Record list

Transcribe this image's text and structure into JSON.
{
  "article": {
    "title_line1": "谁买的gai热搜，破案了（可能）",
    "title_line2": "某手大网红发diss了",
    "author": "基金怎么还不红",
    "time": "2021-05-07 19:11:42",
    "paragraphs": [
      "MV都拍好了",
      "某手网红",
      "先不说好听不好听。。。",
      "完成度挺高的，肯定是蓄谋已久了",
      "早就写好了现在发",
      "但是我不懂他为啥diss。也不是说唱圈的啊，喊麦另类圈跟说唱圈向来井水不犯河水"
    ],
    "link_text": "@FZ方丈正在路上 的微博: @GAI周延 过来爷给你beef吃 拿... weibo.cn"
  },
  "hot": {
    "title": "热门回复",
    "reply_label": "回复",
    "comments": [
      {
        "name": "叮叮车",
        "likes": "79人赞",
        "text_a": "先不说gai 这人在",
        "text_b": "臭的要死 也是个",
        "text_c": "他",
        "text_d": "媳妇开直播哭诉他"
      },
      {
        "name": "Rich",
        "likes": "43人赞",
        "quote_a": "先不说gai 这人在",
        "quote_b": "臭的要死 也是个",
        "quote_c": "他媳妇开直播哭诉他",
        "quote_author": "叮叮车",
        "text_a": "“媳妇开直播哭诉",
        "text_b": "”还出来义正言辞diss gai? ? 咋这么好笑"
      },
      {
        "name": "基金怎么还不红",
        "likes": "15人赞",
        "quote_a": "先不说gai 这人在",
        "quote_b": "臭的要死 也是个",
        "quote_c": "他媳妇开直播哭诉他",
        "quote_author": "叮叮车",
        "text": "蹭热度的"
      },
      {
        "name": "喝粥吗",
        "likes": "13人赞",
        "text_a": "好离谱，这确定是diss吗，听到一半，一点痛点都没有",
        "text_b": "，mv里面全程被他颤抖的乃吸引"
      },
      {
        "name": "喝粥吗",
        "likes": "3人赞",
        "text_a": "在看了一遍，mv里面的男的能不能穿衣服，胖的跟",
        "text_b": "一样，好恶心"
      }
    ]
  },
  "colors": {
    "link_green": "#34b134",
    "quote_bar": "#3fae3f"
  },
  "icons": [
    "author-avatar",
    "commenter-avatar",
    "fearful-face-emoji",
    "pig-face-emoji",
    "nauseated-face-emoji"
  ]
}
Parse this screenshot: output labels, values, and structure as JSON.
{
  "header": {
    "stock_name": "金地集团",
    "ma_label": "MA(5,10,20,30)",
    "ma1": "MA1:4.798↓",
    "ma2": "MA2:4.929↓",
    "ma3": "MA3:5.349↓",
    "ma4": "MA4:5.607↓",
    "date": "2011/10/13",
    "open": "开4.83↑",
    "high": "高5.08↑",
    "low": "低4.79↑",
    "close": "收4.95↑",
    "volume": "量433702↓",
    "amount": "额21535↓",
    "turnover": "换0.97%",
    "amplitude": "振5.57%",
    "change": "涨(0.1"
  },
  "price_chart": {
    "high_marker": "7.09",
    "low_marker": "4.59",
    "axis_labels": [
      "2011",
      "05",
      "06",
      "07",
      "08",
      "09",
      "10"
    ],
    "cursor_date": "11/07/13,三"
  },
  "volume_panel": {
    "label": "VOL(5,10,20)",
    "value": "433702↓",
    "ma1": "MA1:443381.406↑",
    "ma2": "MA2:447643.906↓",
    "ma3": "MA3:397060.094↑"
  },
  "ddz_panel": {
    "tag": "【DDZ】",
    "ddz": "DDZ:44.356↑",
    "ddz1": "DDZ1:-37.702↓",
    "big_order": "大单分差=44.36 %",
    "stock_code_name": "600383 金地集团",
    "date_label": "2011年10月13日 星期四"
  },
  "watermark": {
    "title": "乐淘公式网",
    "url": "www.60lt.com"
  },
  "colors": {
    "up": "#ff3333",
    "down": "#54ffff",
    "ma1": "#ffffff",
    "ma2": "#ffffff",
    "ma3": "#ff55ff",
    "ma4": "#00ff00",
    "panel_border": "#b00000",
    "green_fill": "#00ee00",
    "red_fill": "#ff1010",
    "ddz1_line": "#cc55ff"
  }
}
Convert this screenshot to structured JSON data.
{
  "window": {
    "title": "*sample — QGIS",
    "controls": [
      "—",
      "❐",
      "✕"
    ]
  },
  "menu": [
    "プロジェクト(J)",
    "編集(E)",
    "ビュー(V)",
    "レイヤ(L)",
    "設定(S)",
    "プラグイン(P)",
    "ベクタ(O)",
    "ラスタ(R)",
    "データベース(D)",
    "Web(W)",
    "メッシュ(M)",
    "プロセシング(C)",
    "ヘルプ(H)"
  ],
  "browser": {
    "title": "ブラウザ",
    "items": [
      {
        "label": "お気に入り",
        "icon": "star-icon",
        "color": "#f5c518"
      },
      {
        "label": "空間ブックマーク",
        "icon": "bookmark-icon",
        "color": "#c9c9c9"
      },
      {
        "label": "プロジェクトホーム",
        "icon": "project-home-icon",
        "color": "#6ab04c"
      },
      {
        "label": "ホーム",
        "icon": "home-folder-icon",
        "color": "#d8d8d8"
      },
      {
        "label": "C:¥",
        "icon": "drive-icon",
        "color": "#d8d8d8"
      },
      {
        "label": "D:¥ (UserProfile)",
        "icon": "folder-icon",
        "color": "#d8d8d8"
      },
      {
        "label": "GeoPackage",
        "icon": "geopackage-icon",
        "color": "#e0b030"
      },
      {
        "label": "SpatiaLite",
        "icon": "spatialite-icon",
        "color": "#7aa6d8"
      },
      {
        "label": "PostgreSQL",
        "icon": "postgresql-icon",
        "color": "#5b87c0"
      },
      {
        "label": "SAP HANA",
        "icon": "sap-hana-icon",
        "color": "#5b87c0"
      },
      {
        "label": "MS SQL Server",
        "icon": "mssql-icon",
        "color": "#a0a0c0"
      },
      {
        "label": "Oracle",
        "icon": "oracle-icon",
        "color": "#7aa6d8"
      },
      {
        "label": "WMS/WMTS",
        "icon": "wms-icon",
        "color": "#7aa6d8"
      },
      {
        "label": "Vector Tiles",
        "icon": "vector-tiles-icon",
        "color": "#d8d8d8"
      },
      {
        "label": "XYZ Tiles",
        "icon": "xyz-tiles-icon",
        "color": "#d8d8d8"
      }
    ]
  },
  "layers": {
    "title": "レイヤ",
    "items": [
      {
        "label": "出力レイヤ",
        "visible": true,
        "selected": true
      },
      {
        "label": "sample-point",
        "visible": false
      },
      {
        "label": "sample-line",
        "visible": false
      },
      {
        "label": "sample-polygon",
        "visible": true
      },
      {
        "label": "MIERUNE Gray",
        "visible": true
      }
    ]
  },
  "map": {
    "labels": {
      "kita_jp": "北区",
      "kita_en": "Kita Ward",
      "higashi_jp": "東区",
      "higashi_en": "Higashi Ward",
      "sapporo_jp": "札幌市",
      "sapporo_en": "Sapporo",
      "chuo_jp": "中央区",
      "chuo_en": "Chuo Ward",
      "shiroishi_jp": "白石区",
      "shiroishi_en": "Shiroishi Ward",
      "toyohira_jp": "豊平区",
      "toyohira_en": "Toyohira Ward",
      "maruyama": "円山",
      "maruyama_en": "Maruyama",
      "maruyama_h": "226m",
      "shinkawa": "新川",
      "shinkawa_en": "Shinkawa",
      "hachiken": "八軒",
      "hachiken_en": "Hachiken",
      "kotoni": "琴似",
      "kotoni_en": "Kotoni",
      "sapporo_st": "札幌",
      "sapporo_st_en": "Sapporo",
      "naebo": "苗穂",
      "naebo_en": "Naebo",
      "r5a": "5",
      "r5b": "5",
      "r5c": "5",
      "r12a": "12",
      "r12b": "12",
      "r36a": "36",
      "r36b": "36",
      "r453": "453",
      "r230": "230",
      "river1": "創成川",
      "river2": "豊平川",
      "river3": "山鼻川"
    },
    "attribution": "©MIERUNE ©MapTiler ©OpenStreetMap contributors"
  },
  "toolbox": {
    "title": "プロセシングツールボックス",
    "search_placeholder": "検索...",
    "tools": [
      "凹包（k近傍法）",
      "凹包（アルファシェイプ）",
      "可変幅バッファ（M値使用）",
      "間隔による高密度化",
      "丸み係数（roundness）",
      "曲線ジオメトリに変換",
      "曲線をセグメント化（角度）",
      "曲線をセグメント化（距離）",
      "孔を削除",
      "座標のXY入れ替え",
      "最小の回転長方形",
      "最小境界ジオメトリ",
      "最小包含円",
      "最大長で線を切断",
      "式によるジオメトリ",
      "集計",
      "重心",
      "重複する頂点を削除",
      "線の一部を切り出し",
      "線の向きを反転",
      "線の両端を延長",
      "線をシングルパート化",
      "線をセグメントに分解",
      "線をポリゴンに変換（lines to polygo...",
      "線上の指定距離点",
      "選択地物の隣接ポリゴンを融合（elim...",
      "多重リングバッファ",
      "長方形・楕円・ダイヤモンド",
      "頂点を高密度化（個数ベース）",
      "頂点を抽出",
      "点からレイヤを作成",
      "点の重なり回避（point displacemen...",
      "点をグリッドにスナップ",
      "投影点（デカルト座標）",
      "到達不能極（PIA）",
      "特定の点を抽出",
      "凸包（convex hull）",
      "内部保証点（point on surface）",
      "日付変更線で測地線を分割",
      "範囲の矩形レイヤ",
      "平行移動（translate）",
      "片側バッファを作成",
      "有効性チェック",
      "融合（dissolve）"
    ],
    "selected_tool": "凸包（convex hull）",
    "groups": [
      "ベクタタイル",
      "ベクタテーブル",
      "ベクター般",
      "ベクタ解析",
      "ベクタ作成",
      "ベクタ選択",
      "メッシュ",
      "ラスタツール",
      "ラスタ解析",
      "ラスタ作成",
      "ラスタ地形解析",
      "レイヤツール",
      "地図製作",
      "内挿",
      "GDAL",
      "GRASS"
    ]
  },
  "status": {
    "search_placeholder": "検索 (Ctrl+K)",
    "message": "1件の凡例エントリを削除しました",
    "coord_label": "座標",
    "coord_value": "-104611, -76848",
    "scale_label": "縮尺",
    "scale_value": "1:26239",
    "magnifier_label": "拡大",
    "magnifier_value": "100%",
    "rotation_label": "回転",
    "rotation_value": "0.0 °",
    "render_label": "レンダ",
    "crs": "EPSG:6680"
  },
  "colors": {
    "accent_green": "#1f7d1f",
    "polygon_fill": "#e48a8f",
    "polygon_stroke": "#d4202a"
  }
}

Short problem
From the listing, copy every line where the string "hull" appears.

Answer for this exercise
      "凸包（convex hull）",
    "selected_tool": "凸包（convex hull）",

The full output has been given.